─── Input material ───
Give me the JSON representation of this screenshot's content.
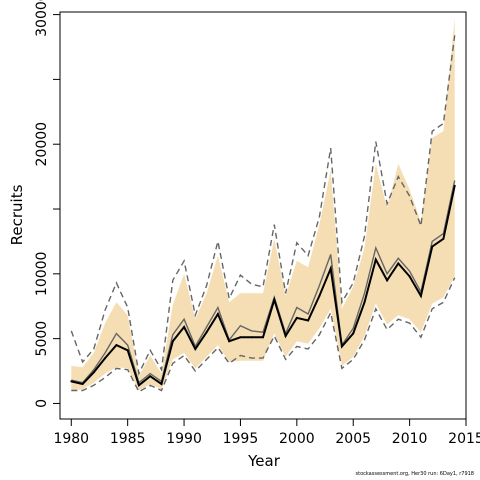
{
  "chart_data": {
    "type": "line",
    "xlabel": "Year",
    "ylabel": "Recruits",
    "xlim": [
      1979,
      2015
    ],
    "ylim": [
      -1200,
      30200
    ],
    "x_ticks": [
      1980,
      1985,
      1990,
      1995,
      2000,
      2005,
      2010,
      2015
    ],
    "y_ticks": [
      0,
      5000,
      10000,
      15000,
      20000,
      25000,
      30000
    ],
    "y_tick_labels": [
      "0",
      "5000",
      "10000",
      "",
      "20000",
      "",
      "30000"
    ],
    "grid": false,
    "x": [
      1980,
      1981,
      1982,
      1983,
      1984,
      1985,
      1986,
      1987,
      1988,
      1989,
      1990,
      1991,
      1992,
      1993,
      1994,
      1995,
      1996,
      1997,
      1998,
      1999,
      2000,
      2001,
      2002,
      2003,
      2004,
      2005,
      2006,
      2007,
      2008,
      2009,
      2010,
      2011,
      2012,
      2013,
      2014
    ],
    "series": [
      {
        "role": "median",
        "color": "#000000",
        "values": [
          1700,
          1500,
          2400,
          3500,
          4500,
          4100,
          1400,
          2100,
          1500,
          4800,
          5900,
          4200,
          5500,
          6900,
          4800,
          5100,
          5100,
          5100,
          8000,
          5200,
          6600,
          6400,
          8300,
          10400,
          4400,
          5400,
          7800,
          11100,
          9500,
          10800,
          9800,
          8300,
          12100,
          12700,
          16800
        ]
      },
      {
        "role": "mean",
        "color": "#666666",
        "values": [
          1800,
          1600,
          2600,
          3900,
          5400,
          4500,
          1600,
          2300,
          1700,
          5300,
          6500,
          4400,
          5900,
          7400,
          4900,
          6000,
          5600,
          5500,
          8200,
          5400,
          7400,
          6900,
          9100,
          11500,
          4500,
          5800,
          8500,
          12000,
          10000,
          11200,
          10200,
          8600,
          12500,
          13100,
          17200
        ]
      },
      {
        "role": "interval-upper-dashed",
        "color": "#666666",
        "values": [
          5600,
          3200,
          4200,
          7200,
          9300,
          7400,
          2300,
          4100,
          2600,
          9500,
          11000,
          6800,
          9100,
          12500,
          8100,
          9900,
          9200,
          9000,
          13800,
          8500,
          12400,
          11400,
          14400,
          19700,
          7800,
          9300,
          12900,
          20200,
          15400,
          17500,
          16000,
          13700,
          21000,
          21600,
          28400
        ]
      },
      {
        "role": "interval-lower-dashed",
        "color": "#666666",
        "values": [
          1000,
          1000,
          1400,
          2000,
          2700,
          2600,
          900,
          1400,
          1000,
          3100,
          3700,
          2500,
          3400,
          4300,
          3100,
          3700,
          3500,
          3500,
          5200,
          3400,
          4400,
          4200,
          5300,
          7000,
          2700,
          3400,
          4900,
          7300,
          5700,
          6500,
          6200,
          5100,
          7300,
          7800,
          9700
        ]
      },
      {
        "role": "interval-upper-shaded",
        "color": "#f5deb3",
        "values": [
          2900,
          2800,
          3900,
          6200,
          7800,
          6800,
          2100,
          3700,
          2300,
          7600,
          10000,
          6500,
          8500,
          11400,
          7800,
          8500,
          8500,
          8500,
          12700,
          8300,
          11000,
          10500,
          13800,
          18000,
          7300,
          9000,
          12000,
          18500,
          15100,
          18500,
          16500,
          14000,
          20500,
          21000,
          29700
        ]
      },
      {
        "role": "interval-lower-shaded",
        "color": "#f5deb3",
        "values": [
          1000,
          1100,
          1600,
          2300,
          2800,
          2700,
          1000,
          1500,
          1100,
          3400,
          3900,
          2700,
          3600,
          4500,
          3200,
          3300,
          3300,
          3300,
          5400,
          3600,
          4800,
          4600,
          5800,
          7300,
          2900,
          3600,
          5200,
          7700,
          6100,
          6800,
          6500,
          5500,
          7700,
          8200,
          9800
        ]
      }
    ]
  },
  "footer": "stockassessment.org, Her30 run: 6Day1, r7918"
}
───
Report how many lines of the data hold the string "interval"; give only the number.

4